Task brief >> Set down each line of the material that follows, exactly, with no pictures.

Figure data in JSON >>
↓
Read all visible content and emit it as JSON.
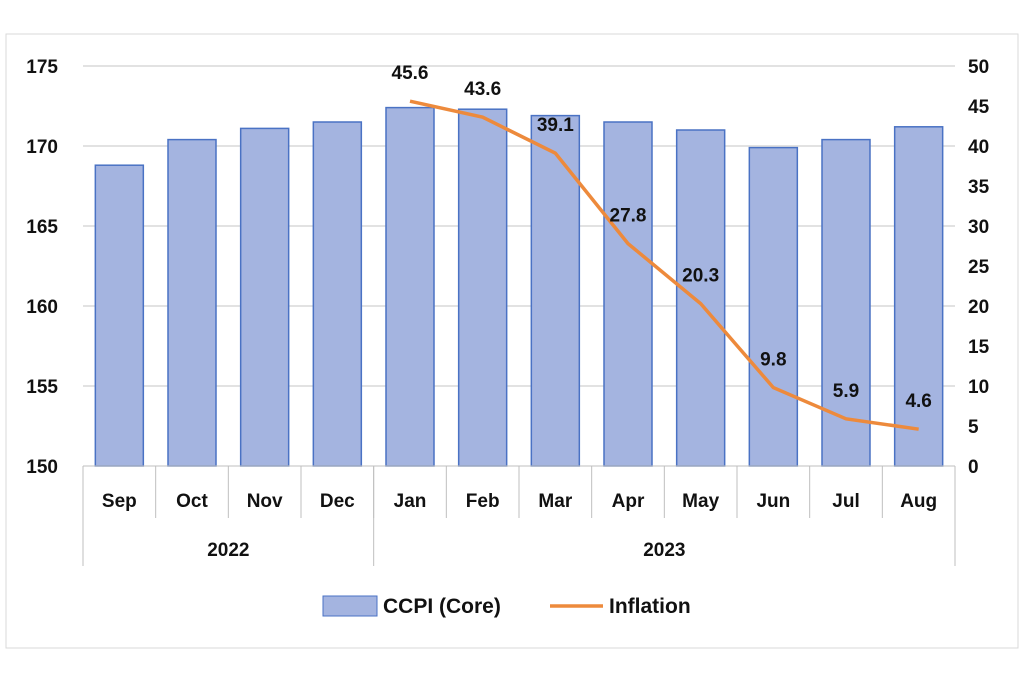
{
  "chart_data": {
    "type": "bar",
    "title": "",
    "categories": [
      "Sep",
      "Oct",
      "Nov",
      "Dec",
      "Jan",
      "Feb",
      "Mar",
      "Apr",
      "May",
      "Jun",
      "Jul",
      "Aug"
    ],
    "groups": [
      {
        "label": "2022",
        "span": 4
      },
      {
        "label": "2023",
        "span": 8
      }
    ],
    "series": [
      {
        "name": "CCPI (Core)",
        "type": "bar",
        "axis": "left",
        "color": "#a4b4e0",
        "values": [
          168.8,
          170.4,
          171.1,
          171.5,
          172.4,
          172.3,
          171.9,
          171.5,
          171.0,
          169.9,
          170.4,
          171.2
        ]
      },
      {
        "name": "Inflation",
        "type": "line",
        "axis": "right",
        "color": "#ed8a3c",
        "values": [
          null,
          null,
          null,
          null,
          45.6,
          43.6,
          39.1,
          27.8,
          20.3,
          9.8,
          5.9,
          4.6
        ],
        "labels": [
          "",
          "",
          "",
          "",
          "45.6",
          "43.6",
          "39.1",
          "27.8",
          "20.3",
          "9.8",
          "5.9",
          "4.6"
        ]
      }
    ],
    "y_left": {
      "range": [
        150,
        175
      ],
      "ticks": [
        "150",
        "155",
        "160",
        "165",
        "170",
        "175"
      ]
    },
    "y_right": {
      "range": [
        0,
        50
      ],
      "ticks": [
        "0",
        "5",
        "10",
        "15",
        "20",
        "25",
        "30",
        "35",
        "40",
        "45",
        "50"
      ]
    },
    "grid": true,
    "legend_position": "bottom"
  }
}
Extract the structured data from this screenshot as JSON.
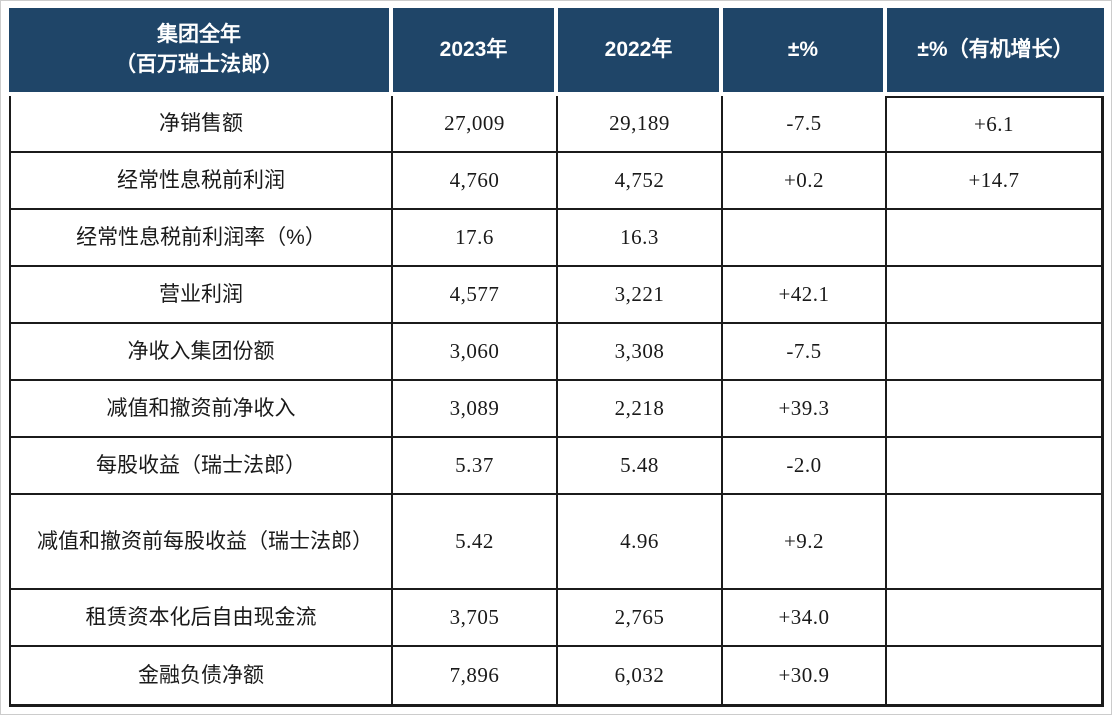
{
  "colors": {
    "header_bg": "#1f4568",
    "header_text": "#ffffff",
    "grid_border": "#1b1b1b",
    "body_text": "#1a1a1a",
    "page_frame": "#cccccc"
  },
  "table": {
    "header": {
      "group_line1": "集团全年",
      "group_line2": "（百万瑞士法郎）",
      "col_2023": "2023年",
      "col_2022": "2022年",
      "col_change": "±%",
      "col_organic": "±%（有机增长）"
    },
    "rows": [
      {
        "label": "净销售额",
        "y2023": "27,009",
        "y2022": "29,189",
        "change": "-7.5",
        "organic": "+6.1"
      },
      {
        "label": "经常性息税前利润",
        "y2023": "4,760",
        "y2022": "4,752",
        "change": "+0.2",
        "organic": "+14.7"
      },
      {
        "label": "经常性息税前利润率（%）",
        "y2023": "17.6",
        "y2022": "16.3",
        "change": "",
        "organic": ""
      },
      {
        "label": "营业利润",
        "y2023": "4,577",
        "y2022": "3,221",
        "change": "+42.1",
        "organic": ""
      },
      {
        "label": "净收入集团份额",
        "y2023": "3,060",
        "y2022": "3,308",
        "change": "-7.5",
        "organic": ""
      },
      {
        "label": "减值和撤资前净收入",
        "y2023": "3,089",
        "y2022": "2,218",
        "change": "+39.3",
        "organic": ""
      },
      {
        "label": "每股收益（瑞士法郎）",
        "y2023": "5.37",
        "y2022": "5.48",
        "change": "-2.0",
        "organic": ""
      },
      {
        "label": "减值和撤资前每股收益（瑞士法郎）",
        "y2023": "5.42",
        "y2022": "4.96",
        "change": "+9.2",
        "organic": ""
      },
      {
        "label": "租赁资本化后自由现金流",
        "y2023": "3,705",
        "y2022": "2,765",
        "change": "+34.0",
        "organic": ""
      },
      {
        "label": "金融负债净额",
        "y2023": "7,896",
        "y2022": "6,032",
        "change": "+30.9",
        "organic": ""
      }
    ]
  }
}
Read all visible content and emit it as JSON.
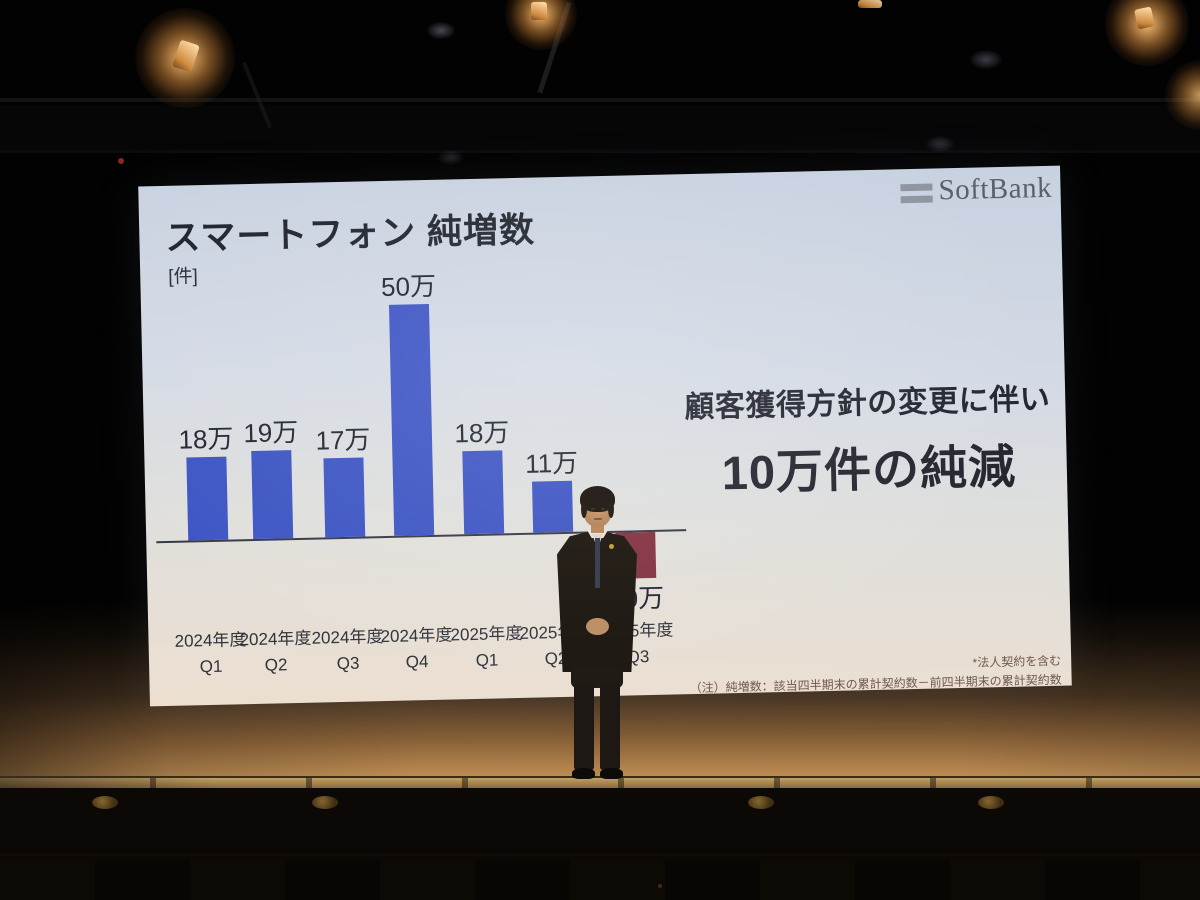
{
  "slide": {
    "logo_text": "SoftBank",
    "title": "スマートフォン 純増数",
    "unit": "[件]",
    "message_line1": "顧客獲得方針の変更に伴い",
    "message_line2": "10万件の純減",
    "footnote1": "*法人契約を含む",
    "footnote2": "（注）純増数：該当四半期末の累計契約数－前四半期末の累計契約数"
  },
  "chart_data": {
    "type": "bar",
    "title": "スマートフォン 純増数",
    "ylabel": "[件]",
    "categories": [
      "2024年度 Q1",
      "2024年度 Q2",
      "2024年度 Q3",
      "2024年度 Q4",
      "2025年度 Q1",
      "2025年度 Q2",
      "2025年度 Q3"
    ],
    "values": [
      18,
      19,
      17,
      50,
      18,
      11,
      -10
    ],
    "unit": "万",
    "bar_labels": [
      "18万",
      "19万",
      "17万",
      "50万",
      "18万",
      "11万",
      "10万"
    ],
    "annotation": "顧客獲得方針の変更に伴い 10万件の純減",
    "positive_color": "#3c54c4",
    "negative_color": "#82313f",
    "grid": false,
    "y_axis_shown": false,
    "baseline": 0
  },
  "colors": {
    "bar_positive": "#3c54c4",
    "bar_negative": "#82313f",
    "logo_gray": "#596069",
    "axis_line": "#343845"
  }
}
↑
Response >>
Read all visible content and emit it as JSON.
{
  "chart_data": {
    "type": "bar",
    "title": "",
    "categories": [
      "Sep",
      "Oct",
      "Nov",
      "Dec",
      "Jan",
      "Feb",
      "Mar",
      "Apr",
      "May",
      "Jun",
      "Jul",
      "Aug"
    ],
    "groups": [
      {
        "label": "2022",
        "span": 4
      },
      {
        "label": "2023",
        "span": 8
      }
    ],
    "series": [
      {
        "name": "CCPI (Core)",
        "type": "bar",
        "axis": "left",
        "color": "#a4b4e0",
        "values": [
          168.8,
          170.4,
          171.1,
          171.5,
          172.4,
          172.3,
          171.9,
          171.5,
          171.0,
          169.9,
          170.4,
          171.2
        ]
      },
      {
        "name": "Inflation",
        "type": "line",
        "axis": "right",
        "color": "#ed8a3c",
        "values": [
          null,
          null,
          null,
          null,
          45.6,
          43.6,
          39.1,
          27.8,
          20.3,
          9.8,
          5.9,
          4.6
        ],
        "labels": [
          "",
          "",
          "",
          "",
          "45.6",
          "43.6",
          "39.1",
          "27.8",
          "20.3",
          "9.8",
          "5.9",
          "4.6"
        ]
      }
    ],
    "y_left": {
      "range": [
        150,
        175
      ],
      "ticks": [
        "150",
        "155",
        "160",
        "165",
        "170",
        "175"
      ]
    },
    "y_right": {
      "range": [
        0,
        50
      ],
      "ticks": [
        "0",
        "5",
        "10",
        "15",
        "20",
        "25",
        "30",
        "35",
        "40",
        "45",
        "50"
      ]
    },
    "grid": true,
    "legend_position": "bottom"
  }
}
Extract the structured data from this screenshot as JSON.
{
  "colors": {
    "header_bg": "#1f4568",
    "header_text": "#ffffff",
    "grid_border": "#1b1b1b",
    "body_text": "#1a1a1a",
    "page_frame": "#cccccc"
  },
  "table": {
    "header": {
      "group_line1": "集团全年",
      "group_line2": "（百万瑞士法郎）",
      "col_2023": "2023年",
      "col_2022": "2022年",
      "col_change": "±%",
      "col_organic": "±%（有机增长）"
    },
    "rows": [
      {
        "label": "净销售额",
        "y2023": "27,009",
        "y2022": "29,189",
        "change": "-7.5",
        "organic": "+6.1"
      },
      {
        "label": "经常性息税前利润",
        "y2023": "4,760",
        "y2022": "4,752",
        "change": "+0.2",
        "organic": "+14.7"
      },
      {
        "label": "经常性息税前利润率（%）",
        "y2023": "17.6",
        "y2022": "16.3",
        "change": "",
        "organic": ""
      },
      {
        "label": "营业利润",
        "y2023": "4,577",
        "y2022": "3,221",
        "change": "+42.1",
        "organic": ""
      },
      {
        "label": "净收入集团份额",
        "y2023": "3,060",
        "y2022": "3,308",
        "change": "-7.5",
        "organic": ""
      },
      {
        "label": "减值和撤资前净收入",
        "y2023": "3,089",
        "y2022": "2,218",
        "change": "+39.3",
        "organic": ""
      },
      {
        "label": "每股收益（瑞士法郎）",
        "y2023": "5.37",
        "y2022": "5.48",
        "change": "-2.0",
        "organic": ""
      },
      {
        "label": "减值和撤资前每股收益（瑞士法郎）",
        "y2023": "5.42",
        "y2022": "4.96",
        "change": "+9.2",
        "organic": ""
      },
      {
        "label": "租赁资本化后自由现金流",
        "y2023": "3,705",
        "y2022": "2,765",
        "change": "+34.0",
        "organic": ""
      },
      {
        "label": "金融负债净额",
        "y2023": "7,896",
        "y2022": "6,032",
        "change": "+30.9",
        "organic": ""
      }
    ]
  }
}
Read all visible content and emit it as JSON.
{
  "slide": {
    "logo_text": "SoftBank",
    "title": "スマートフォン 純増数",
    "unit": "[件]",
    "message_line1": "顧客獲得方針の変更に伴い",
    "message_line2": "10万件の純減",
    "footnote1": "*法人契約を含む",
    "footnote2": "（注）純増数：該当四半期末の累計契約数－前四半期末の累計契約数"
  },
  "chart_data": {
    "type": "bar",
    "title": "スマートフォン 純増数",
    "ylabel": "[件]",
    "categories": [
      "2024年度 Q1",
      "2024年度 Q2",
      "2024年度 Q3",
      "2024年度 Q4",
      "2025年度 Q1",
      "2025年度 Q2",
      "2025年度 Q3"
    ],
    "values": [
      18,
      19,
      17,
      50,
      18,
      11,
      -10
    ],
    "unit": "万",
    "bar_labels": [
      "18万",
      "19万",
      "17万",
      "50万",
      "18万",
      "11万",
      "10万"
    ],
    "annotation": "顧客獲得方針の変更に伴い 10万件の純減",
    "positive_color": "#3c54c4",
    "negative_color": "#82313f",
    "grid": false,
    "y_axis_shown": false,
    "baseline": 0
  },
  "colors": {
    "bar_positive": "#3c54c4",
    "bar_negative": "#82313f",
    "logo_gray": "#596069",
    "axis_line": "#343845"
  }
}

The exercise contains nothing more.